Required work:
1) Duplicate the part of the article on the 1935 film between "Few were surprised" and "been essentially destroyed.", inclusive.
2) Answer these questions from the article on the 1935 film:
(a) In what year was the novel the film is based on published?
(b) Which actor was considered for the lead role before Clark Gable?
(c) Who plays the English prospector Smith?

Extract to read:
- Opening Delimiter -

The Call of the Wild

Few were surprised that the 20th Century-Fox film The Call of the Wild (1935) strays as far as it does from its source, Jack London's celebrated novel. The book, published in 1903, has as its lead character a St. Bernard-Scotch Collie dog named Buck; humans, most of whom are cruel to the dog, are supporting characters. The Fox film, directed by William Wellman, features a traditionally structured Hollywood screenplay that pushes Buck to a role in support of stars Clark Gable, Loretta Young and Jack Oakie. Fortunately, Gene Fowler's script is solid and the result is a gripping adventure yarn, benefiting from likable characters, plenty of outdoor location photography and a real chemistry between the two leads. That chemistry resulted in one of the best-kept secrets in Hollywood history; had it not been well kept at the time, two famous careers could have been essentially destroyed.

Fox studio head Darryl F. Zanuck borrowed Clark Gable from Metro-Goldwyn-Mayer for the lead part in The Call of the Wild after Fredric March was first considered. Gable had recently been loaned out to Columbia Pictures for the lead role in the Frank Capra screwball comedy hit It Happened One Night (1934) and was well on his way to establishing his reputation as a rugged outdoorsman in his personal life, often pictured hunting and fishing in the fan magazines. Wellman was a like-minded sportsman and adventurer, and had his friend Fowler fill the script with he-man-styled humor and episodes. Set in the turn-of-the-century Gold Rush era, prospector Jack Thornton (Clark Gable) is seen gambling his money away in a game of cards. He decides not to give up on prospecting when he runs into an old friend, Shorty Hoolihan (Jack Oakie). Shorty has done time for mail tampering, but in doing so he found out about an unclaimed gold mine; he has a map copied from a letter to John Blake (Frank Conroy) of San Francisco. Blake and his wife Claire (Loretta Young) have also come to the Yukon to find the location and claim the mine. When Jack and Shorty put together their supplies, they attempt to buy a dog team, including an irascible St. Bernard named Buck. A sadistic English prospector named Smith (Reginald Owen) has it out for the dog; he wants to buy him just to shoot him. Jack buys Buck instead and later wins a bet with Smith that Buck can pull a sled with a thousand-pound load. John Blake becomes lost and presumed dead while looking for food so Claire joins forces with Jack and Shorty. Smith, meanwhile, learns of the Blake mine and has plans for it himself.

- Closing Delimiter -

Dataset entries:

- Opening Delimiter -

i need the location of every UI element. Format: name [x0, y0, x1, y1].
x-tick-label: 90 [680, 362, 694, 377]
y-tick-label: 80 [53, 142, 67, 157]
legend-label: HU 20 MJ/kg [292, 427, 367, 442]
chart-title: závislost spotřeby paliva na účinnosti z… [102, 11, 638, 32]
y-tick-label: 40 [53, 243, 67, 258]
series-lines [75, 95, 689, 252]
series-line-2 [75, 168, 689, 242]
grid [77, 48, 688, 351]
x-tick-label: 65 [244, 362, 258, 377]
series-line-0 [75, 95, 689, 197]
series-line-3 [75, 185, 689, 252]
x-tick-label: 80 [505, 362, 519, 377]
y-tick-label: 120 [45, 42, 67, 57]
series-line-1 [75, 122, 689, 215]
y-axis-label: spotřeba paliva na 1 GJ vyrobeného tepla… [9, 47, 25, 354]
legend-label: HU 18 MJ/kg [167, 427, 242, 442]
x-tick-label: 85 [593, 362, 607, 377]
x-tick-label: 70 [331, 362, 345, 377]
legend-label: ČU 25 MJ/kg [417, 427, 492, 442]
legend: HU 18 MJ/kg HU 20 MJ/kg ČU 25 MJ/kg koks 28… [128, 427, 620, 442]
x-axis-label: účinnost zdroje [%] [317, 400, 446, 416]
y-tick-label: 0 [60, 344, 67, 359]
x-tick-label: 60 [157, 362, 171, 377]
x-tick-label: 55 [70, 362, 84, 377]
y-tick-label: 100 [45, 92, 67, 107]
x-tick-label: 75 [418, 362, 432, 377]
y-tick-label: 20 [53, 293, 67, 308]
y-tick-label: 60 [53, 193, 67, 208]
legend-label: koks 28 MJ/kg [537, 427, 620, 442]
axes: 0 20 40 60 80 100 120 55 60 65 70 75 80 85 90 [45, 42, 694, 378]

- Closing Delimiter -

List of answers:
1)
Few were surprised that the 20th Century-Fox film The Call of the Wild (1935) strays as far as it does from its source, Jack London's celebrated novel. The book, published in 1903, has as its lead character a St. Bernard-Scotch Collie dog named Buck; humans, most of whom are cruel to the dog, are supporting characters. The Fox film, directed by William Wellman, features a traditionally structured Hollywood screenplay that pushes Buck to a role in support of stars Clark Gable, Loretta Young and Jack Oakie. Fortunately, Gene Fowler's script is solid and the result is a gripping adventure yarn, benefiting from likable characters, plenty of outdoor location photography and a real chemistry between the two leads. That chemistry resulted in one of the best-kept secrets in Hollywood history; had it not been well kept at the time, two famous careers could have been essentially destroyed.

2)
(a) 1903
(b) Fredric March
(c) Reginald Owen